• [RECORDS PROVIDED]
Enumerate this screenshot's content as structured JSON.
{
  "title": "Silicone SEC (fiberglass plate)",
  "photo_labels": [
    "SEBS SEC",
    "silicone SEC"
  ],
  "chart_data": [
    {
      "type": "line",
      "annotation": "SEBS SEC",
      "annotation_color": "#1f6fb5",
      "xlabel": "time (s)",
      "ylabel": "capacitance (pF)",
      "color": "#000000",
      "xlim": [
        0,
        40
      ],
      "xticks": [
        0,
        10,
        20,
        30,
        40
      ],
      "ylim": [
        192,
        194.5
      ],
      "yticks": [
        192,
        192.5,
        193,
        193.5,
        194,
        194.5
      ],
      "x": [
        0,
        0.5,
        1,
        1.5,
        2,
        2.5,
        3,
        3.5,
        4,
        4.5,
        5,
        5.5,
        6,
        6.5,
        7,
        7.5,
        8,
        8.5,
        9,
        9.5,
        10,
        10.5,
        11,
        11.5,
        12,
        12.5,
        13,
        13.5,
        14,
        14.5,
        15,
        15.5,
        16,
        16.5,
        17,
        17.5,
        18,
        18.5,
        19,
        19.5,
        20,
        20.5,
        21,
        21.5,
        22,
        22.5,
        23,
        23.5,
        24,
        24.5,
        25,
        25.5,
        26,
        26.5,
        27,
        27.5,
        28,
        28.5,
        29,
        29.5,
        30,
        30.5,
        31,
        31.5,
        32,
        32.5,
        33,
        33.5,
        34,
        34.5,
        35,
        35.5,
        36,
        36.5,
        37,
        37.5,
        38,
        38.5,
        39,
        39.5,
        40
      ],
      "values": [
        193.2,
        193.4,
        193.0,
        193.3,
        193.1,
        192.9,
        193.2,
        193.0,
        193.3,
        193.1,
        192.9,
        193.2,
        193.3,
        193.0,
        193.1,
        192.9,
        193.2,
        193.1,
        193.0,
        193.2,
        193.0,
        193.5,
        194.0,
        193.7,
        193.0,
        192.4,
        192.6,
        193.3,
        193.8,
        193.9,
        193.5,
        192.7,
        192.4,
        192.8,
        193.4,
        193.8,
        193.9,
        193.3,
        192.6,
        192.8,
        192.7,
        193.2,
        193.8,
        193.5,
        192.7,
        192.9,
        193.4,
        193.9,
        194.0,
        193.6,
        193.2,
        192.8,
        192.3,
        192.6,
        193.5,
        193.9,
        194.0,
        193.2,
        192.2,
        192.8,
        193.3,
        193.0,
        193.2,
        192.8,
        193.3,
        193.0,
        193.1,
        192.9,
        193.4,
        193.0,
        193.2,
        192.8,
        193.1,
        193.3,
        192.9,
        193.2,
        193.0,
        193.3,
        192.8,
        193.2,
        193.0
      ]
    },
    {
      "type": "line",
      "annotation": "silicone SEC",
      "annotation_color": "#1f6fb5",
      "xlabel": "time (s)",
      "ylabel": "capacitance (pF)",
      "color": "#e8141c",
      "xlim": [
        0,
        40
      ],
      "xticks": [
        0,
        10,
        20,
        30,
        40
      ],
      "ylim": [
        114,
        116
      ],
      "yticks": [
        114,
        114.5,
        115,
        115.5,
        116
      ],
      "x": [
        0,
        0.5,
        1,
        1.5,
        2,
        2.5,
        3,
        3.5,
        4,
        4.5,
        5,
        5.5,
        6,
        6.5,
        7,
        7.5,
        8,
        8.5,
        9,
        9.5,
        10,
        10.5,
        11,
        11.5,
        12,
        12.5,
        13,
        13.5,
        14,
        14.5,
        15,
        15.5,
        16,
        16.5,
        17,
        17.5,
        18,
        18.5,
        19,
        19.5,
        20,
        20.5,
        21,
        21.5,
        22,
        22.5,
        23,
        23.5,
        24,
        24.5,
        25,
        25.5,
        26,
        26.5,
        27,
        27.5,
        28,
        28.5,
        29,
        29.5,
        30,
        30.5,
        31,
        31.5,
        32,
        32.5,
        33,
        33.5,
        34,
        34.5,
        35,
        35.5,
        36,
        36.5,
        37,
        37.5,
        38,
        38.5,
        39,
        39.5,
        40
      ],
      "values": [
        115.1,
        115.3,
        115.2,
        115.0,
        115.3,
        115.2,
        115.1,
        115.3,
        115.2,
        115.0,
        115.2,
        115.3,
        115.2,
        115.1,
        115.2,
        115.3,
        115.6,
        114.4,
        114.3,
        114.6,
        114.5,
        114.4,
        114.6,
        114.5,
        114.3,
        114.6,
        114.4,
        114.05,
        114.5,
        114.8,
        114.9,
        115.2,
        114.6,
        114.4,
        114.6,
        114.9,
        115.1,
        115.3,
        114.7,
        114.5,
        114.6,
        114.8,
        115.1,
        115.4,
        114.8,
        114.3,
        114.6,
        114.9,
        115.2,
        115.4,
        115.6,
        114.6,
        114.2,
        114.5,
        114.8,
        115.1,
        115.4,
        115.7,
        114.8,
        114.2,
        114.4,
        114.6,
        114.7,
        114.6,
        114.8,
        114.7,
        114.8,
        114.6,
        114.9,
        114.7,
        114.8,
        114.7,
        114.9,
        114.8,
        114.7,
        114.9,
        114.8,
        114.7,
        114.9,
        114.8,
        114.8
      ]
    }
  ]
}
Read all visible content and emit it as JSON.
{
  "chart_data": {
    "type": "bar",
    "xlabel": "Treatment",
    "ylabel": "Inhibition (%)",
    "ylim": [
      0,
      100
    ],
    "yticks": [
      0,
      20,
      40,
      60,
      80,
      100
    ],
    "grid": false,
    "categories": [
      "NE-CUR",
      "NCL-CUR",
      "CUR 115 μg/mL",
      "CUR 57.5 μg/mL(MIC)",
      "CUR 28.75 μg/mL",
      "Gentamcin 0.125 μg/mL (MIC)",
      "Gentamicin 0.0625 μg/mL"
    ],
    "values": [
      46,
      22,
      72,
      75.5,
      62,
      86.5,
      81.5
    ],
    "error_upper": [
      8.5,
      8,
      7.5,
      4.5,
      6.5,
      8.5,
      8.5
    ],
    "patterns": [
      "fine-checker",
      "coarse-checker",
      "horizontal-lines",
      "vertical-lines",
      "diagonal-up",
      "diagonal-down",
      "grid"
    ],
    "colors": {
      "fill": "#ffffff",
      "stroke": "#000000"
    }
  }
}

• [WORK TO COMPLETE] Reproduce each line holding the word "content".

• [TASK RESPONSE]
Enumerate this screenshot's content as structured JSON.
Read all visible content and emit it as JSON.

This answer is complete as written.